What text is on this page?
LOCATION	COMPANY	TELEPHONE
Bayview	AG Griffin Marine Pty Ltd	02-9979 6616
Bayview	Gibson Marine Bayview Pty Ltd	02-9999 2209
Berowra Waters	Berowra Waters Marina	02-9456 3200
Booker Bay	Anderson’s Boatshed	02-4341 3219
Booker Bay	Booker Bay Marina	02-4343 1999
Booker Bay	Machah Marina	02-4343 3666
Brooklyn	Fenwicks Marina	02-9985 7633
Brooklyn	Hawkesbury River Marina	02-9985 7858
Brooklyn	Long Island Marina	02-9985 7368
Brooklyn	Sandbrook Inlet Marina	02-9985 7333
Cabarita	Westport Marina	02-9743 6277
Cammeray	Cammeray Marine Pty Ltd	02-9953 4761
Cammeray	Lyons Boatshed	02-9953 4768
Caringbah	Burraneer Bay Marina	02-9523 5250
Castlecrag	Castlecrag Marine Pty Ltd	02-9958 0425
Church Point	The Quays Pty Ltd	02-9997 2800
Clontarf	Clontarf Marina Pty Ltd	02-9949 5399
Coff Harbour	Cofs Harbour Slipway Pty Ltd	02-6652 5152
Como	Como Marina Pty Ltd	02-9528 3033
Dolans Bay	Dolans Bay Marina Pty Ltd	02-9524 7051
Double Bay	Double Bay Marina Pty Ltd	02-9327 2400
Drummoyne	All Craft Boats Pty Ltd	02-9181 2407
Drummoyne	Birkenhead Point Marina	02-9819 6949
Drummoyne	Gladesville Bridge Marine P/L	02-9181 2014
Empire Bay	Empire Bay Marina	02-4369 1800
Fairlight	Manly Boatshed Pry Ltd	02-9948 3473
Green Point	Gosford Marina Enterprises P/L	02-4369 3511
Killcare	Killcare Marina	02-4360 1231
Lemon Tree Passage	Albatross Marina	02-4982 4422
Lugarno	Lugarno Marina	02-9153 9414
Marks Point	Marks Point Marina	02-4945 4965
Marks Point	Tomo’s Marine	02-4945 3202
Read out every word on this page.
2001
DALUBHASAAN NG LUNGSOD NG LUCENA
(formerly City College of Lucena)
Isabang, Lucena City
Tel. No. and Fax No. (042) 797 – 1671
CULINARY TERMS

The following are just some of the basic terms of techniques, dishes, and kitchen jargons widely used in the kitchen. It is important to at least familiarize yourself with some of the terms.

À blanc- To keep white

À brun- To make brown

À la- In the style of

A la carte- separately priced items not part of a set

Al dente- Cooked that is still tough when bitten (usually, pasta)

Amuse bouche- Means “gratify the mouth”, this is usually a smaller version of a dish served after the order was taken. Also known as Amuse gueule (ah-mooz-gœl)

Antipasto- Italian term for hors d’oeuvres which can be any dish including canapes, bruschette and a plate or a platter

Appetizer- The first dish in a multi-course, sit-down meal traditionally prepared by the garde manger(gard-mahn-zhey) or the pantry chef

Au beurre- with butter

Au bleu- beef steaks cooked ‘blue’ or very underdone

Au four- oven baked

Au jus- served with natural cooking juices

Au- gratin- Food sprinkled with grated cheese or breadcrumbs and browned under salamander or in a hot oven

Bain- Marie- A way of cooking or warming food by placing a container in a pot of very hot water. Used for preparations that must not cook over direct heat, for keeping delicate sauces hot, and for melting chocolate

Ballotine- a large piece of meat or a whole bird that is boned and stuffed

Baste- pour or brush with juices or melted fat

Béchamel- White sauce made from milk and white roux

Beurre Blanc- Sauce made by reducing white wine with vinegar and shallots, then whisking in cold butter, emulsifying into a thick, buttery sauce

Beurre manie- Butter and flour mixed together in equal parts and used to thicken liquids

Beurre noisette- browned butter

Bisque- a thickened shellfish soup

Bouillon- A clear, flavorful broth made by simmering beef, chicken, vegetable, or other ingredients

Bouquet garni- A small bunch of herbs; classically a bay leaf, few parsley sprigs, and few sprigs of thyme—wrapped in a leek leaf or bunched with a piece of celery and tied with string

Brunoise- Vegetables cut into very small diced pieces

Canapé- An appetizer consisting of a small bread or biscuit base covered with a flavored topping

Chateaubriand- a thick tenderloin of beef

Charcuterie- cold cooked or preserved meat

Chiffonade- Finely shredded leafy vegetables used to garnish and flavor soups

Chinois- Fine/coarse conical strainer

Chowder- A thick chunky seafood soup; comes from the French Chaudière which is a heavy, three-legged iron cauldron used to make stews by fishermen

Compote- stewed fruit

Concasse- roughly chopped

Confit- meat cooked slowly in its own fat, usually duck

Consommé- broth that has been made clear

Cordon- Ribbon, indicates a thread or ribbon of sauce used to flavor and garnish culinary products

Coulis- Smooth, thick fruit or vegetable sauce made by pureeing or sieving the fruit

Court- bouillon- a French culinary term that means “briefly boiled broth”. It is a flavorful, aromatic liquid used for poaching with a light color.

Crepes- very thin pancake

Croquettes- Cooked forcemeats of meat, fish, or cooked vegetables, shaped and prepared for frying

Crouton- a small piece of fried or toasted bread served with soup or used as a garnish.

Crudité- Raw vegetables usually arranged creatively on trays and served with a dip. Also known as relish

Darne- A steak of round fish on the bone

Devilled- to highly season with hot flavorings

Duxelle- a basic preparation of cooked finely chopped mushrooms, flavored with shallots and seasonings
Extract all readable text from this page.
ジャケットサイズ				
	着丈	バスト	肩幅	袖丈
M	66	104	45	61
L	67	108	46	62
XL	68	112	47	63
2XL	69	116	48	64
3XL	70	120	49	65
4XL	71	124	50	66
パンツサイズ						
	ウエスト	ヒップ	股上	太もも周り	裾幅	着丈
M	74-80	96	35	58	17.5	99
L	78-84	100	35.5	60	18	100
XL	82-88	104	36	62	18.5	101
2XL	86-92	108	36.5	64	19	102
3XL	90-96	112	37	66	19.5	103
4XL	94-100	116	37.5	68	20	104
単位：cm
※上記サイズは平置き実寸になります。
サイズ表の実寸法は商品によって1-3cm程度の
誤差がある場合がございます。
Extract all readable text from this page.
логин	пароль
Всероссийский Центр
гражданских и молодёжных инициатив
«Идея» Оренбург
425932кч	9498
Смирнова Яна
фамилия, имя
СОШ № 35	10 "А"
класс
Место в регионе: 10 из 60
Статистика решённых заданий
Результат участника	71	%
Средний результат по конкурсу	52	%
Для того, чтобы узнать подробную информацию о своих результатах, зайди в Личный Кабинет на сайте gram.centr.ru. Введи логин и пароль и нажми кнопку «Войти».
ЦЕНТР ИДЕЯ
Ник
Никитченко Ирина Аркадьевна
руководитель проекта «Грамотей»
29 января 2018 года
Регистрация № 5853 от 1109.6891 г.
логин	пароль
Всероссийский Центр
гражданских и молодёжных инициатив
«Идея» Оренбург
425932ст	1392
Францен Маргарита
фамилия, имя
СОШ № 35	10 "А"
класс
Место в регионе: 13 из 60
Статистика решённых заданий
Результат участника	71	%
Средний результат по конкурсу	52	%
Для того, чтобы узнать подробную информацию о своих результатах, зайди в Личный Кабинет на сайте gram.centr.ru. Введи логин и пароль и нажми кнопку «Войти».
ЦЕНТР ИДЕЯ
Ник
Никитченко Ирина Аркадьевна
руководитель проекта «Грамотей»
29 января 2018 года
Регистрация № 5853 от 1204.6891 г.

Work instructions
Read the lines above. Gather those in which the string "Boatshed" is found.

The response
Booker Bay	Anderson’s Boatshed	02-4341 3219
Cammeray	Lyons Boatshed	02-9953 4768
Fairlight	Manly Boatshed Pry Ltd	02-9948 3473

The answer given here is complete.